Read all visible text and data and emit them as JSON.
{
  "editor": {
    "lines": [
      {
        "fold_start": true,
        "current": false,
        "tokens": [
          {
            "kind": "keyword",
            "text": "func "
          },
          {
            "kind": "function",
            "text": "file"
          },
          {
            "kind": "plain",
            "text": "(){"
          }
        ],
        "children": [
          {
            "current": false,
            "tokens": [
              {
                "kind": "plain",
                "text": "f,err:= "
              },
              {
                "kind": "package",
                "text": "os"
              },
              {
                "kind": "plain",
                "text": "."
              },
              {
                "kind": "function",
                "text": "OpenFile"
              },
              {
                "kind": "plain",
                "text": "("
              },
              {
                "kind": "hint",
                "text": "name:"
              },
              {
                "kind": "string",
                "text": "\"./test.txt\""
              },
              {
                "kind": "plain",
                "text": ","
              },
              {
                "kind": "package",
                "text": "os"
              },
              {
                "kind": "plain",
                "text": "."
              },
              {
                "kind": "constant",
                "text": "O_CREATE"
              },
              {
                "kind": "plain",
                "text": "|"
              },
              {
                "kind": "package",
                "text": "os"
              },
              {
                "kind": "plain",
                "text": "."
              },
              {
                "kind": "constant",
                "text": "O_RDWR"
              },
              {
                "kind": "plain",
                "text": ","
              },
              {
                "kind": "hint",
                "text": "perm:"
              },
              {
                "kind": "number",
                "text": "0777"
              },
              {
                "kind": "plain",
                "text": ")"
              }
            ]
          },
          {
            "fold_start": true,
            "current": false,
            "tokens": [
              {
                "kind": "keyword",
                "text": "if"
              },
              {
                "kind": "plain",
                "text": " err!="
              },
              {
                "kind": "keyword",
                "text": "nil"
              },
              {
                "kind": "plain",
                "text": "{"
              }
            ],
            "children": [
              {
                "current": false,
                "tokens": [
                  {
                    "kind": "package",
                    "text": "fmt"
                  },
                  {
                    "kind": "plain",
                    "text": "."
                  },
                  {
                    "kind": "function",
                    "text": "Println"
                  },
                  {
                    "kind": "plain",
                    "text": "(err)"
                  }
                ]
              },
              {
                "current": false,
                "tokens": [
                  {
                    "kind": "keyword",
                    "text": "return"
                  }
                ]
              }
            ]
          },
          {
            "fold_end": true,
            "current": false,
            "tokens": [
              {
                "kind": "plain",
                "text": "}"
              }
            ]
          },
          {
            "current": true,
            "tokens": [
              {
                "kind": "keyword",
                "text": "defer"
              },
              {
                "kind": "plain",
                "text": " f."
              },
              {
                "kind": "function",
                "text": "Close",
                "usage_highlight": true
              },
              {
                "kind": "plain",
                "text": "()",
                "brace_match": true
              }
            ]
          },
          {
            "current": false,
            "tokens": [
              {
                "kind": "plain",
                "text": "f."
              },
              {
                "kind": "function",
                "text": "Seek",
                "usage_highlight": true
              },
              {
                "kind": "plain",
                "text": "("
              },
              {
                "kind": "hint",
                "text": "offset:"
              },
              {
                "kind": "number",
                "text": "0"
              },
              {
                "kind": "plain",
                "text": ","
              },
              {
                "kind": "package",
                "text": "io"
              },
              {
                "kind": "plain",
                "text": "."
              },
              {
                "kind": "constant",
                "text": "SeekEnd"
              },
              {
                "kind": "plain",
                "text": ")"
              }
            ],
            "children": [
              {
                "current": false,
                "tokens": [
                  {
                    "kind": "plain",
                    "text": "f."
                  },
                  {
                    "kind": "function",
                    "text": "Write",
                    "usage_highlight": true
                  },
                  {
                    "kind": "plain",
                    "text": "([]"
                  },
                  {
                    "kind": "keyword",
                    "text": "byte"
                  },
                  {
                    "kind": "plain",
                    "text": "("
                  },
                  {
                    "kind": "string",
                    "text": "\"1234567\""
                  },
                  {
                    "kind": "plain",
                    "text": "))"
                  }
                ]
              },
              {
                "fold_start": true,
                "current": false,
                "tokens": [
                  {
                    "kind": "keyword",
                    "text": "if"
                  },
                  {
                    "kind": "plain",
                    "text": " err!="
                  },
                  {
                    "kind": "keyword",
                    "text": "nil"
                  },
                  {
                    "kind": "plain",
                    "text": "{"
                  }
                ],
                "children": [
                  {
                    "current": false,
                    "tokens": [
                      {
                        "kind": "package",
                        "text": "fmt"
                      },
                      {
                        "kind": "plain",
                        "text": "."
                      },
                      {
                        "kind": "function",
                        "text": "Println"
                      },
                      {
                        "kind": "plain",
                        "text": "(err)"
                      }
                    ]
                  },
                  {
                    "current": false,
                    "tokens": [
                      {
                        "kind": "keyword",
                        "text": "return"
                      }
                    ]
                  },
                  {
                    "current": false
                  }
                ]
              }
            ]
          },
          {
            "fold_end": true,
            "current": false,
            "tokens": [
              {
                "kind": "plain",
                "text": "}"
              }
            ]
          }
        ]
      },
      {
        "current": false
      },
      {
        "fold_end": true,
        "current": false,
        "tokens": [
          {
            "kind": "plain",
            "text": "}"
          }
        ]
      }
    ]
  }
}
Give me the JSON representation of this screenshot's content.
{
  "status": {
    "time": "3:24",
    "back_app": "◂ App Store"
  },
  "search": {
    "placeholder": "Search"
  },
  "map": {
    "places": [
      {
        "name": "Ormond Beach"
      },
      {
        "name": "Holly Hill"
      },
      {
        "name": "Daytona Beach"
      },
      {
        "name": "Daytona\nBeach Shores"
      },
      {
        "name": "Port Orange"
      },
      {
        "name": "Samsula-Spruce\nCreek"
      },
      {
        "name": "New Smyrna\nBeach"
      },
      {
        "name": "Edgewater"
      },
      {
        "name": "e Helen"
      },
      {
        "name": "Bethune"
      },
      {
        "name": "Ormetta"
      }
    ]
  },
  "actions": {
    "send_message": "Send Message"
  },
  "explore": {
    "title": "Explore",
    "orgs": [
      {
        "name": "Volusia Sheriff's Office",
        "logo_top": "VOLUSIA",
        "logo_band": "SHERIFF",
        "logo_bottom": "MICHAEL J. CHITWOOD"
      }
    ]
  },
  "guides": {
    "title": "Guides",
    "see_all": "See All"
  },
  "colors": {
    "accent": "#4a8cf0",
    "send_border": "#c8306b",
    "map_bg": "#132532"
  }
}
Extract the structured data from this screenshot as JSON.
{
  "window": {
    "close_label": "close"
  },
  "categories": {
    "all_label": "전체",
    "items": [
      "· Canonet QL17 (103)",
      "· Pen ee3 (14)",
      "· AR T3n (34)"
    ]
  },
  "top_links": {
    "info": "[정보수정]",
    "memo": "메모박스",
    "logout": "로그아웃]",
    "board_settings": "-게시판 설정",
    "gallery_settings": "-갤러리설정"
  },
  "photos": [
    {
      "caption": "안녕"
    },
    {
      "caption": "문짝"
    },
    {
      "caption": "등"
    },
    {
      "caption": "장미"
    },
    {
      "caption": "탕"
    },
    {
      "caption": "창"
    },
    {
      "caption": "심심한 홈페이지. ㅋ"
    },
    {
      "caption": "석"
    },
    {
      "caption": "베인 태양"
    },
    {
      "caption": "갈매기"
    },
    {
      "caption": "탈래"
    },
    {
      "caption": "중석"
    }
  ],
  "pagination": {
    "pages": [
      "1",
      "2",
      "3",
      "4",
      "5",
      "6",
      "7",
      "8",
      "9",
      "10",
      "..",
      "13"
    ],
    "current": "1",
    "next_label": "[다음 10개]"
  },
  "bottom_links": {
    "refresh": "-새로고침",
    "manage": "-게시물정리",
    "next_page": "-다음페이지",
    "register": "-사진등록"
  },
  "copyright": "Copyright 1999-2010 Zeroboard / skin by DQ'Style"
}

● Short task: Where a line of the records above holds the word "JSON", copy that line.

● Answer in full:
Read all visible text and data and emit them as JSON.
Give me the JSON representation of this screenshot's content.
Extract the structured data from this screenshot as JSON.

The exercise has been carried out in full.